WORKING DATA
——
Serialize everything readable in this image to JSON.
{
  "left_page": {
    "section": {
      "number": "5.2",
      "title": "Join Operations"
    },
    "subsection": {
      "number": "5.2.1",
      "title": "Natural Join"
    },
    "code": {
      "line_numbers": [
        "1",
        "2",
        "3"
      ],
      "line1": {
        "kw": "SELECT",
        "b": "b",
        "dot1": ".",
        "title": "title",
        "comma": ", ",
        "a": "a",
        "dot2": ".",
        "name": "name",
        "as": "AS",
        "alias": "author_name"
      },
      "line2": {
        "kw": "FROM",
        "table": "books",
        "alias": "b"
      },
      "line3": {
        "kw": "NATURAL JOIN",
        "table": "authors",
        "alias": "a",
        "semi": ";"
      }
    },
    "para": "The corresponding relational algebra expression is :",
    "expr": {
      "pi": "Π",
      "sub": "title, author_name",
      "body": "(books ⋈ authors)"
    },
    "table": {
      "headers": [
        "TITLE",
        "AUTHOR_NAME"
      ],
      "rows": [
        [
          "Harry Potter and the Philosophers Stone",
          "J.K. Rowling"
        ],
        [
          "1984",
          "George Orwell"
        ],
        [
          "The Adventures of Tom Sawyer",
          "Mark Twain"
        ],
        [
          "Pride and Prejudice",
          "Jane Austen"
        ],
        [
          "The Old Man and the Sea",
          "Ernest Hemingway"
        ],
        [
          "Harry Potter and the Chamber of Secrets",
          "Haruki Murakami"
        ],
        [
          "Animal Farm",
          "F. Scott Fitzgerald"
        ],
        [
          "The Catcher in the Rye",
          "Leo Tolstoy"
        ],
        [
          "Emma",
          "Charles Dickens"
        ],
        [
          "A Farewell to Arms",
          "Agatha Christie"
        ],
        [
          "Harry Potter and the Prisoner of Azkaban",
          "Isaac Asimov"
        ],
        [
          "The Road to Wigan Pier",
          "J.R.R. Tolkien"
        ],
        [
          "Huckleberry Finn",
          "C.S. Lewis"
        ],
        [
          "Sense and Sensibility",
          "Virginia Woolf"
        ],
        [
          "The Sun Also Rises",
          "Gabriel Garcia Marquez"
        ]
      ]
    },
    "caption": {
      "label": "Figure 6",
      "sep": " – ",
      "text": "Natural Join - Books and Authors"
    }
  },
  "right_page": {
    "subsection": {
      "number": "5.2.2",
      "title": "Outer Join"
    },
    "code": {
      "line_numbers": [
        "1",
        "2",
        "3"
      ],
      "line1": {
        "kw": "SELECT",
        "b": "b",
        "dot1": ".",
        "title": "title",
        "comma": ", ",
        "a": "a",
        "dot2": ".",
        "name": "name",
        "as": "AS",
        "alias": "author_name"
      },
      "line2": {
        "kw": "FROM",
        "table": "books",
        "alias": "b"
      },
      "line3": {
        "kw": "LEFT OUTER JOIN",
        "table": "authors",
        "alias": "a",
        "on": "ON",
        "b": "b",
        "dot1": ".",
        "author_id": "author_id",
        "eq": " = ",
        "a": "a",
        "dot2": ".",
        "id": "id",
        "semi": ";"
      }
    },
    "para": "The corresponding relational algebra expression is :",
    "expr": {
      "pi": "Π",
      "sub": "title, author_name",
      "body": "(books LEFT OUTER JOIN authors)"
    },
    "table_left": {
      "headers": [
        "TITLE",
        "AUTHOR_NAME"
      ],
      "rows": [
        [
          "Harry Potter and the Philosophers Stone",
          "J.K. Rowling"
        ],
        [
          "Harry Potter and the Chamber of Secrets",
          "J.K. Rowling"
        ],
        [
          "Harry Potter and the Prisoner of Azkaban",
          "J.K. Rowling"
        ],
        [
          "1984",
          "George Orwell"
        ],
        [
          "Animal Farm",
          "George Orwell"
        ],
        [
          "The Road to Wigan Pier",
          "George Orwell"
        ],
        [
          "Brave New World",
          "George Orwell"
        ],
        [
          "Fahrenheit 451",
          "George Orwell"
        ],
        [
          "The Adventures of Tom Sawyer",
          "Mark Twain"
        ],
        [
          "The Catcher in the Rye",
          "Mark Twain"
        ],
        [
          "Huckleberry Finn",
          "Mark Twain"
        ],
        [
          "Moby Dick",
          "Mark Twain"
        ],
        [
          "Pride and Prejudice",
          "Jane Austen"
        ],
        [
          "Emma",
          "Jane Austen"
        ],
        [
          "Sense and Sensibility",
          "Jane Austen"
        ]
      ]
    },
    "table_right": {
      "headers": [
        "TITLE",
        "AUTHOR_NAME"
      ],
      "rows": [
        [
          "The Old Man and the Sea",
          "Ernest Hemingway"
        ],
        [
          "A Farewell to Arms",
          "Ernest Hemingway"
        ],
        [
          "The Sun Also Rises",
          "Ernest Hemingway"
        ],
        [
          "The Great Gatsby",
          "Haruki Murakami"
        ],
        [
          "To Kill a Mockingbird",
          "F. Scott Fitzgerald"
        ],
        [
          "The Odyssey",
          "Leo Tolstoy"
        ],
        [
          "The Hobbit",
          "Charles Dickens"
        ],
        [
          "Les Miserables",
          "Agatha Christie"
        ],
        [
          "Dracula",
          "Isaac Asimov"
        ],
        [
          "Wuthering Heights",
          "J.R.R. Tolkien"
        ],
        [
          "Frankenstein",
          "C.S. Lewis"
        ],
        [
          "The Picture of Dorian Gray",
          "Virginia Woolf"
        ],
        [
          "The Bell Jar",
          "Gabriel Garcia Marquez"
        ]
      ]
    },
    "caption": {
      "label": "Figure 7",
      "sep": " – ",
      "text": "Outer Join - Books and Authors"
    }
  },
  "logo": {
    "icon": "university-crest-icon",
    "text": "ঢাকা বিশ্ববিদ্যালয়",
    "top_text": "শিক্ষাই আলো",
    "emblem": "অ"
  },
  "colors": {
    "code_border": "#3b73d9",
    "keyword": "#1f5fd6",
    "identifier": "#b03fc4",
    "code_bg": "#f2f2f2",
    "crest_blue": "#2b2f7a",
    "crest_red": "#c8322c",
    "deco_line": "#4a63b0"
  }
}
——
WHAT IS REQUIRED
What do the records say? Quote them all exactly.

RESULT OF THIS TASK
Serialize everything readable in this image to JSON.
{
  "left_page": {
    "section": {
      "number": "5.2",
      "title": "Join Operations"
    },
    "subsection": {
      "number": "5.2.1",
      "title": "Natural Join"
    },
    "code": {
      "line_numbers": [
        "1",
        "2",
        "3"
      ],
      "line1": {
        "kw": "SELECT",
        "b": "b",
        "dot1": ".",
        "title": "title",
        "comma": ", ",
        "a": "a",
        "dot2": ".",
        "name": "name",
        "as": "AS",
        "alias": "author_name"
      },
      "line2": {
        "kw": "FROM",
        "table": "books",
        "alias": "b"
      },
      "line3": {
        "kw": "NATURAL JOIN",
        "table": "authors",
        "alias": "a",
        "semi": ";"
      }
    },
    "para": "The corresponding relational algebra expression is :",
    "expr": {
      "pi": "Π",
      "sub": "title, author_name",
      "body": "(books ⋈ authors)"
    },
    "table": {
      "headers": [
        "TITLE",
        "AUTHOR_NAME"
      ],
      "rows": [
        [
          "Harry Potter and the Philosophers Stone",
          "J.K. Rowling"
        ],
        [
          "1984",
          "George Orwell"
        ],
        [
          "The Adventures of Tom Sawyer",
          "Mark Twain"
        ],
        [
          "Pride and Prejudice",
          "Jane Austen"
        ],
        [
          "The Old Man and the Sea",
          "Ernest Hemingway"
        ],
        [
          "Harry Potter and the Chamber of Secrets",
          "Haruki Murakami"
        ],
        [
          "Animal Farm",
          "F. Scott Fitzgerald"
        ],
        [
          "The Catcher in the Rye",
          "Leo Tolstoy"
        ],
        [
          "Emma",
          "Charles Dickens"
        ],
        [
          "A Farewell to Arms",
          "Agatha Christie"
        ],
        [
          "Harry Potter and the Prisoner of Azkaban",
          "Isaac Asimov"
        ],
        [
          "The Road to Wigan Pier",
          "J.R.R. Tolkien"
        ],
        [
          "Huckleberry Finn",
          "C.S. Lewis"
        ],
        [
          "Sense and Sensibility",
          "Virginia Woolf"
        ],
        [
          "The Sun Also Rises",
          "Gabriel Garcia Marquez"
        ]
      ]
    },
    "caption": {
      "label": "Figure 6",
      "sep": " – ",
      "text": "Natural Join - Books and Authors"
    }
  },
  "right_page": {
    "subsection": {
      "number": "5.2.2",
      "title": "Outer Join"
    },
    "code": {
      "line_numbers": [
        "1",
        "2",
        "3"
      ],
      "line1": {
        "kw": "SELECT",
        "b": "b",
        "dot1": ".",
        "title": "title",
        "comma": ", ",
        "a": "a",
        "dot2": ".",
        "name": "name",
        "as": "AS",
        "alias": "author_name"
      },
      "line2": {
        "kw": "FROM",
        "table": "books",
        "alias": "b"
      },
      "line3": {
        "kw": "LEFT OUTER JOIN",
        "table": "authors",
        "alias": "a",
        "on": "ON",
        "b": "b",
        "dot1": ".",
        "author_id": "author_id",
        "eq": " = ",
        "a": "a",
        "dot2": ".",
        "id": "id",
        "semi": ";"
      }
    },
    "para": "The corresponding relational algebra expression is :",
    "expr": {
      "pi": "Π",
      "sub": "title, author_name",
      "body": "(books LEFT OUTER JOIN authors)"
    },
    "table_left": {
      "headers": [
        "TITLE",
        "AUTHOR_NAME"
      ],
      "rows": [
        [
          "Harry Potter and the Philosophers Stone",
          "J.K. Rowling"
        ],
        [
          "Harry Potter and the Chamber of Secrets",
          "J.K. Rowling"
        ],
        [
          "Harry Potter and the Prisoner of Azkaban",
          "J.K. Rowling"
        ],
        [
          "1984",
          "George Orwell"
        ],
        [
          "Animal Farm",
          "George Orwell"
        ],
        [
          "The Road to Wigan Pier",
          "George Orwell"
        ],
        [
          "Brave New World",
          "George Orwell"
        ],
        [
          "Fahrenheit 451",
          "George Orwell"
        ],
        [
          "The Adventures of Tom Sawyer",
          "Mark Twain"
        ],
        [
          "The Catcher in the Rye",
          "Mark Twain"
        ],
        [
          "Huckleberry Finn",
          "Mark Twain"
        ],
        [
          "Moby Dick",
          "Mark Twain"
        ],
        [
          "Pride and Prejudice",
          "Jane Austen"
        ],
        [
          "Emma",
          "Jane Austen"
        ],
        [
          "Sense and Sensibility",
          "Jane Austen"
        ]
      ]
    },
    "table_right": {
      "headers": [
        "TITLE",
        "AUTHOR_NAME"
      ],
      "rows": [
        [
          "The Old Man and the Sea",
          "Ernest Hemingway"
        ],
        [
          "A Farewell to Arms",
          "Ernest Hemingway"
        ],
        [
          "The Sun Also Rises",
          "Ernest Hemingway"
        ],
        [
          "The Great Gatsby",
          "Haruki Murakami"
        ],
        [
          "To Kill a Mockingbird",
          "F. Scott Fitzgerald"
        ],
        [
          "The Odyssey",
          "Leo Tolstoy"
        ],
        [
          "The Hobbit",
          "Charles Dickens"
        ],
        [
          "Les Miserables",
          "Agatha Christie"
        ],
        [
          "Dracula",
          "Isaac Asimov"
        ],
        [
          "Wuthering Heights",
          "J.R.R. Tolkien"
        ],
        [
          "Frankenstein",
          "C.S. Lewis"
        ],
        [
          "The Picture of Dorian Gray",
          "Virginia Woolf"
        ],
        [
          "The Bell Jar",
          "Gabriel Garcia Marquez"
        ]
      ]
    },
    "caption": {
      "label": "Figure 7",
      "sep": " – ",
      "text": "Outer Join - Books and Authors"
    }
  },
  "logo": {
    "icon": "university-crest-icon",
    "text": "ঢাকা বিশ্ববিদ্যালয়",
    "top_text": "শিক্ষাই আলো",
    "emblem": "অ"
  },
  "colors": {
    "code_border": "#3b73d9",
    "keyword": "#1f5fd6",
    "identifier": "#b03fc4",
    "code_bg": "#f2f2f2",
    "crest_blue": "#2b2f7a",
    "crest_red": "#c8322c",
    "deco_line": "#4a63b0"
  }
}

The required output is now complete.